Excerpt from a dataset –
────

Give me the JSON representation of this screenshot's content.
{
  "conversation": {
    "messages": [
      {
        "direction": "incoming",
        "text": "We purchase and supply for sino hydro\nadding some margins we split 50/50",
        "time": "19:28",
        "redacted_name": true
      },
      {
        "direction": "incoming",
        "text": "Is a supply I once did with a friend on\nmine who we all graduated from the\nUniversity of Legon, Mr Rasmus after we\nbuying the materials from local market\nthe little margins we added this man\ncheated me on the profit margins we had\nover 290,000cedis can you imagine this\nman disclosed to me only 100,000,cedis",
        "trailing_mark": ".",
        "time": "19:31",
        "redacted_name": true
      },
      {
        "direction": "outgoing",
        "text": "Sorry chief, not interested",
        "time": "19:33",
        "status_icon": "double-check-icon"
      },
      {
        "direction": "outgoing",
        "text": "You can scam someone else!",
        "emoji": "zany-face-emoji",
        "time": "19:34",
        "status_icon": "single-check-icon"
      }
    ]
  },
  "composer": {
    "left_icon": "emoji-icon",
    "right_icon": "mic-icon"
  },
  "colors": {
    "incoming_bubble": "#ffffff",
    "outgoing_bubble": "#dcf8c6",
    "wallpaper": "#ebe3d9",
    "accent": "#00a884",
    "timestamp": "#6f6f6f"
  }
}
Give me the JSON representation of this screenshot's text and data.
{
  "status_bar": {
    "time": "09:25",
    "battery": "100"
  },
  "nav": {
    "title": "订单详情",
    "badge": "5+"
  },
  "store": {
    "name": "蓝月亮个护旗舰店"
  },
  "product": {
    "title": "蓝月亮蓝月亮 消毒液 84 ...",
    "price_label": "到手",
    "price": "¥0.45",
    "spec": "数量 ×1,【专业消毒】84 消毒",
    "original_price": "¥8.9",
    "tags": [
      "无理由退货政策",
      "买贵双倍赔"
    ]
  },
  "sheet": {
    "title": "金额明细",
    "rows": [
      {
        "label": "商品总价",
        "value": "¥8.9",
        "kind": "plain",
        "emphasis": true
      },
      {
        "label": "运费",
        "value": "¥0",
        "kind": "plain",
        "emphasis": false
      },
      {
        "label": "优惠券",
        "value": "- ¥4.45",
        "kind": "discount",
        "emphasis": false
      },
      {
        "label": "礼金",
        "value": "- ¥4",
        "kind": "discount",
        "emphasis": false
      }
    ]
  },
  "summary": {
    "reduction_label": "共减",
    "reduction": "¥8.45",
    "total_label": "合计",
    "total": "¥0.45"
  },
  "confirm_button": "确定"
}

────

Work required – Extract all lines as given.

Written answer –
Give me the JSON representation of this screenshot's content.
{
  "conversation": {
    "messages": [
      {
        "direction": "incoming",
        "text": "We purchase and supply for sino hydro\nadding some margins we split 50/50",
        "time": "19:28",
        "redacted_name": true
      },
      {
        "direction": "incoming",
        "text": "Is a supply I once did with a friend on\nmine who we all graduated from the\nUniversity of Legon, Mr Rasmus after we\nbuying the materials from local market\nthe little margins we added this man\ncheated me on the profit margins we had\nover 290,000cedis can you imagine this\nman disclosed to me only 100,000,cedis",
        "trailing_mark": ".",
        "time": "19:31",
        "redacted_name": true
      },
      {
        "direction": "outgoing",
        "text": "Sorry chief, not interested",
        "time": "19:33",
        "status_icon": "double-check-icon"
      },
      {
        "direction": "outgoing",
        "text": "You can scam someone else!",
        "emoji": "zany-face-emoji",
        "time": "19:34",
        "status_icon": "single-check-icon"
      }
    ]
  },
  "composer": {
    "left_icon": "emoji-icon",
    "right_icon": "mic-icon"
  },
  "colors": {
    "incoming_bubble": "#ffffff",
    "outgoing_bubble": "#dcf8c6",
    "wallpaper": "#ebe3d9",
    "accent": "#00a884",
    "timestamp": "#6f6f6f"
  }
}
Give me the JSON representation of this screenshot's text and data.
{
  "status_bar": {
    "time": "09:25",
    "battery": "100"
  },
  "nav": {
    "title": "订单详情",
    "badge": "5+"
  },
  "store": {
    "name": "蓝月亮个护旗舰店"
  },
  "product": {
    "title": "蓝月亮蓝月亮 消毒液 84 ...",
    "price_label": "到手",
    "price": "¥0.45",
    "spec": "数量 ×1,【专业消毒】84 消毒",
    "original_price": "¥8.9",
    "tags": [
      "无理由退货政策",
      "买贵双倍赔"
    ]
  },
  "sheet": {
    "title": "金额明细",
    "rows": [
      {
        "label": "商品总价",
        "value": "¥8.9",
        "kind": "plain",
        "emphasis": true
      },
      {
        "label": "运费",
        "value": "¥0",
        "kind": "plain",
        "emphasis": false
      },
      {
        "label": "优惠券",
        "value": "- ¥4.45",
        "kind": "discount",
        "emphasis": false
      },
      {
        "label": "礼金",
        "value": "- ¥4",
        "kind": "discount",
        "emphasis": false
      }
    ]
  },
  "summary": {
    "reduction_label": "共减",
    "reduction": "¥8.45",
    "total_label": "合计",
    "total": "¥0.45"
  },
  "confirm_button": "确定"
}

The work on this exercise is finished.